What you need to do:
Identify each line containing the word "registration" and copy it.

Exercise input:
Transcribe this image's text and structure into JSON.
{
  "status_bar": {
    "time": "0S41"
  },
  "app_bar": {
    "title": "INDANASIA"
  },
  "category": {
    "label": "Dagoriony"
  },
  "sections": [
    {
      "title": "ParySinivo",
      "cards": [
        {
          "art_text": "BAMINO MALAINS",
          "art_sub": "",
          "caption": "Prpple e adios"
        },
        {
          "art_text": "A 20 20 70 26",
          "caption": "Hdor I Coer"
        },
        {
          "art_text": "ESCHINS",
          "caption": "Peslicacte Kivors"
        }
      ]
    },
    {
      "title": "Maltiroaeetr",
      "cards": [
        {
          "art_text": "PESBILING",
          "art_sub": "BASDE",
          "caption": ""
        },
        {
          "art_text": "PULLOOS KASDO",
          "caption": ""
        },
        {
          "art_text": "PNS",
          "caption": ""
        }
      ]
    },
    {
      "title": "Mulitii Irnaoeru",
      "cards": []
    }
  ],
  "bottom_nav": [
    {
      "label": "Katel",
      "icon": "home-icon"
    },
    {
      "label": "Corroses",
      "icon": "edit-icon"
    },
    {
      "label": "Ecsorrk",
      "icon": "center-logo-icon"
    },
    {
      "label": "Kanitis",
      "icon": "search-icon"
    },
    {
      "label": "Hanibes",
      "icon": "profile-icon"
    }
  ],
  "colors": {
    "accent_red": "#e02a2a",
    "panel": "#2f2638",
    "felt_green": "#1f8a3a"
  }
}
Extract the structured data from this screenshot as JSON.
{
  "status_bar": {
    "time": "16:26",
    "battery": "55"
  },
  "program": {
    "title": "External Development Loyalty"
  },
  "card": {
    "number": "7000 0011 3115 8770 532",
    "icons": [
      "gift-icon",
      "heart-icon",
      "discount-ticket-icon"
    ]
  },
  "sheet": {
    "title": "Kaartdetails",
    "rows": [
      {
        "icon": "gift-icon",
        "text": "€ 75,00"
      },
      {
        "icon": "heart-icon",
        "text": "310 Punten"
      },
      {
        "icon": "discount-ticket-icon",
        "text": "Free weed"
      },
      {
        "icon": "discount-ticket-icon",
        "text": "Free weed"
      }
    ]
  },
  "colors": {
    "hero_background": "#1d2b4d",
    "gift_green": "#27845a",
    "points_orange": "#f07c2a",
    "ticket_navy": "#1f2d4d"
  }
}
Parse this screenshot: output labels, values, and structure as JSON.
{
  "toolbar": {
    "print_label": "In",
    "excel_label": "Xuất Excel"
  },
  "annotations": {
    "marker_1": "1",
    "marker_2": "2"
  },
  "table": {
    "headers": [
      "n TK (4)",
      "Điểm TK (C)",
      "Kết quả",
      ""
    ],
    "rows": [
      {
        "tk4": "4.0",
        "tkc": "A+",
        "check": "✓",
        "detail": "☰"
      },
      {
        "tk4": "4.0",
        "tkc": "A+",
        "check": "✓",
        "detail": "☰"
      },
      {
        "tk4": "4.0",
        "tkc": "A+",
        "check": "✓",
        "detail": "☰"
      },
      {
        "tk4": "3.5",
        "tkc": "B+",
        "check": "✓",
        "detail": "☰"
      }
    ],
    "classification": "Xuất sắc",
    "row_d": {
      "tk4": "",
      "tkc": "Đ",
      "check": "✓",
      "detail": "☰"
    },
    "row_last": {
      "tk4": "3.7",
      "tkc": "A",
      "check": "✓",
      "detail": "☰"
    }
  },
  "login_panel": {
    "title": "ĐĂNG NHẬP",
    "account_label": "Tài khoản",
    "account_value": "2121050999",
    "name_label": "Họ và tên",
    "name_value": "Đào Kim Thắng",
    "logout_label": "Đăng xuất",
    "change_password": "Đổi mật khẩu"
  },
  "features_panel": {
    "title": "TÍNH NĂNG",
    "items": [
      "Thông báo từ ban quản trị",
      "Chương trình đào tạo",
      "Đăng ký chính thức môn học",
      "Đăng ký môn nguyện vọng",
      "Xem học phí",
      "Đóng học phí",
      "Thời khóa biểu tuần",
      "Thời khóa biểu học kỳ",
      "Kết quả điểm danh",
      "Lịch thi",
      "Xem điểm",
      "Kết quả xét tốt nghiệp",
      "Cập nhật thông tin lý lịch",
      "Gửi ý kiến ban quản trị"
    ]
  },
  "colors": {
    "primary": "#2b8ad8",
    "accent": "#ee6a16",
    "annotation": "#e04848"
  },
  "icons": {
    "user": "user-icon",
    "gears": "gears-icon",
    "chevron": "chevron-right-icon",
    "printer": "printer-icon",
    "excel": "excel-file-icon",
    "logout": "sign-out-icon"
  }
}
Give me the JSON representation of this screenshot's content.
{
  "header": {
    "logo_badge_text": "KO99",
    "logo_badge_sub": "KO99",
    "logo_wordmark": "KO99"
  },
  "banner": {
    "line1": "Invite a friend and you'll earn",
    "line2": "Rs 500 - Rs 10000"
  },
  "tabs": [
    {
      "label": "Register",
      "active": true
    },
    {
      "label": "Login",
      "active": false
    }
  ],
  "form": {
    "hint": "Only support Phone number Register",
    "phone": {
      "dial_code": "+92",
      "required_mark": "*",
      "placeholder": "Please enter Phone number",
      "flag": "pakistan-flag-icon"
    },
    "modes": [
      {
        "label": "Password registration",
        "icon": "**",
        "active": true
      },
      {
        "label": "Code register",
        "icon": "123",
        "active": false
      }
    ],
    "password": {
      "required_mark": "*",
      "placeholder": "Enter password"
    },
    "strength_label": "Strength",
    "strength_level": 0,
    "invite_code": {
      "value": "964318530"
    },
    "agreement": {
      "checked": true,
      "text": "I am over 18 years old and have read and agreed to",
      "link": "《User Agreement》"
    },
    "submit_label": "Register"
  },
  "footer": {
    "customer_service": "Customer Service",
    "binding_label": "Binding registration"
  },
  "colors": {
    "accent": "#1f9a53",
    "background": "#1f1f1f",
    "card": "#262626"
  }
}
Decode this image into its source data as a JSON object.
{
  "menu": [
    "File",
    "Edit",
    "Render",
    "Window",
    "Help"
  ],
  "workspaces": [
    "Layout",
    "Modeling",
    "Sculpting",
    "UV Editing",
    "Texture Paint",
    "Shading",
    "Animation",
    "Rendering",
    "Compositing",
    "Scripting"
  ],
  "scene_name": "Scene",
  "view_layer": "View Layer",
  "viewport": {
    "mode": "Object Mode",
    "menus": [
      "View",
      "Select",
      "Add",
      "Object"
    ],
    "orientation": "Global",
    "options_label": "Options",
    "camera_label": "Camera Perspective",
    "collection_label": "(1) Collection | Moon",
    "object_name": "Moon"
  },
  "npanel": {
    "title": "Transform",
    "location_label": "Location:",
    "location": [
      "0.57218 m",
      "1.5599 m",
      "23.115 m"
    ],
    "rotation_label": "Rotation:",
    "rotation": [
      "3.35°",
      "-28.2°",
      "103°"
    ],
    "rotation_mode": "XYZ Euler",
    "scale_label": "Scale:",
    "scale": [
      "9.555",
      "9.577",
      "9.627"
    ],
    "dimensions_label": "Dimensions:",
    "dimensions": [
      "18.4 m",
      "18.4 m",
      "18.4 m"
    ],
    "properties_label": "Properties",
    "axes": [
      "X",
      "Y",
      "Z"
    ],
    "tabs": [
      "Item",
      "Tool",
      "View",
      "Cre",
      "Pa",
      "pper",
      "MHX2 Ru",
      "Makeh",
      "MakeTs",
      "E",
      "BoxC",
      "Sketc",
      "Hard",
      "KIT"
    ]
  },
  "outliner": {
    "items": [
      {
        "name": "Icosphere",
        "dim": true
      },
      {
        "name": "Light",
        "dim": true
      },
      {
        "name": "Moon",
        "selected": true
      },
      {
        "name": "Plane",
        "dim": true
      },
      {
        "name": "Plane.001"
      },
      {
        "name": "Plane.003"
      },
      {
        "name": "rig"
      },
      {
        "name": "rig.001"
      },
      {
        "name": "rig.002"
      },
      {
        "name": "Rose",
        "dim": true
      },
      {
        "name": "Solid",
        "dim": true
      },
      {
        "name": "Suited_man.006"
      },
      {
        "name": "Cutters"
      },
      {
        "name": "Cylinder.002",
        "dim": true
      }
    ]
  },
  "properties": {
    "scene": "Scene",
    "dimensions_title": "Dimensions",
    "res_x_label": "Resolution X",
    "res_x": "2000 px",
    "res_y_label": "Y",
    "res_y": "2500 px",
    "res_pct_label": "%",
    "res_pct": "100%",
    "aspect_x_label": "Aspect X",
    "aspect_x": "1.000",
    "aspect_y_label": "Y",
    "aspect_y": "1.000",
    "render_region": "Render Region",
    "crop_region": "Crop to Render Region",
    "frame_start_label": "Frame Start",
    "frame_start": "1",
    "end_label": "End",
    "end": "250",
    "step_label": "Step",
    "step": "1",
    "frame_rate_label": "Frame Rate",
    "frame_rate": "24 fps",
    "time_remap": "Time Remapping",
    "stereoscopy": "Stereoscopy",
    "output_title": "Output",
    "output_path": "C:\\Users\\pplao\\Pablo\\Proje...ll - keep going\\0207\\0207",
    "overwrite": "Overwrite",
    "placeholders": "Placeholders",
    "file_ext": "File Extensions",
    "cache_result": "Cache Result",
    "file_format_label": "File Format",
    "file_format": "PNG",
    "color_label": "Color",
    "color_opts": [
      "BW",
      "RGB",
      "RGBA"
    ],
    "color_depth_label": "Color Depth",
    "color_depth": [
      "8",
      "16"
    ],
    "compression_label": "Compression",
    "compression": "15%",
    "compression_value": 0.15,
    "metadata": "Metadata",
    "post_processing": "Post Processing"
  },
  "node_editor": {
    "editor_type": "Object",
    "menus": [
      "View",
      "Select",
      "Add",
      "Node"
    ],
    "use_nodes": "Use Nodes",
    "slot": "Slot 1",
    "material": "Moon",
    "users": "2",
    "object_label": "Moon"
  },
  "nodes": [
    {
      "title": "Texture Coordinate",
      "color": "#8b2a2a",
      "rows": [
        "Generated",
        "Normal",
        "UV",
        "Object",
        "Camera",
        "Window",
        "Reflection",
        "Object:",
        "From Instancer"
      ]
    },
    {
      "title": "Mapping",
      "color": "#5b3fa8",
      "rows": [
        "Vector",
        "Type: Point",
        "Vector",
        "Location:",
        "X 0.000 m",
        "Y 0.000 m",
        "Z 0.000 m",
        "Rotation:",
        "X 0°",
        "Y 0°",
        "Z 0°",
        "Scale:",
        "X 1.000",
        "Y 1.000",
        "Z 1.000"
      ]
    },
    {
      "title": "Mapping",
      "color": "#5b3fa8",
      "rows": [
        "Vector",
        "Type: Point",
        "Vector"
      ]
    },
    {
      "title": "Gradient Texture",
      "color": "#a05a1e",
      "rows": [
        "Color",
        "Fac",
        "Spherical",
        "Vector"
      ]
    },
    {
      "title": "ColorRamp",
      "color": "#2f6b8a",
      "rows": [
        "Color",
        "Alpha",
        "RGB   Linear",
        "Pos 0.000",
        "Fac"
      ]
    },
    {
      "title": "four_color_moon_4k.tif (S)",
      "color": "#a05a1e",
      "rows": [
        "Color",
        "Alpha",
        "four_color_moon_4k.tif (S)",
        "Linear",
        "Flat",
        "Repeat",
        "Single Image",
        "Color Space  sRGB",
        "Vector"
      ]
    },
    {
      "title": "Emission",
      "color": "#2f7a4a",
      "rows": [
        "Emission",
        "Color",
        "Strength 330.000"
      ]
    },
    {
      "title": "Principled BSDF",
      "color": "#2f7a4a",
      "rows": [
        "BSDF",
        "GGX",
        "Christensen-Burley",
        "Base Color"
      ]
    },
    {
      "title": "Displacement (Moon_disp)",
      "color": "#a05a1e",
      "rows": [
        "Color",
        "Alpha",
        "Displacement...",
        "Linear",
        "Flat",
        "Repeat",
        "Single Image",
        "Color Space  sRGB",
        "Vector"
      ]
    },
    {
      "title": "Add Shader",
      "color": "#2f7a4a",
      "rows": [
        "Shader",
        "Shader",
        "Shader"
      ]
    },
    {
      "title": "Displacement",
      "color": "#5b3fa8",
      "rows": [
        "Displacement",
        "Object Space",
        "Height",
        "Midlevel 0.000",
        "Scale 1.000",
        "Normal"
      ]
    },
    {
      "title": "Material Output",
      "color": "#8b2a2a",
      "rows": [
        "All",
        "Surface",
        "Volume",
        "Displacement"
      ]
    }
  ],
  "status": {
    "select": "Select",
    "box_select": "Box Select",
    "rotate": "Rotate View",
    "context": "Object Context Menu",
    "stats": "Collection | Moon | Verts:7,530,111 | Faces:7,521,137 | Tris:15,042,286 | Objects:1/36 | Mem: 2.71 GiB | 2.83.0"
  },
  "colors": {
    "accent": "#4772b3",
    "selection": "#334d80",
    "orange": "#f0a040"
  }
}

Solution for this problem:
        "label": "Password registration",
    "binding_label": "Binding registration"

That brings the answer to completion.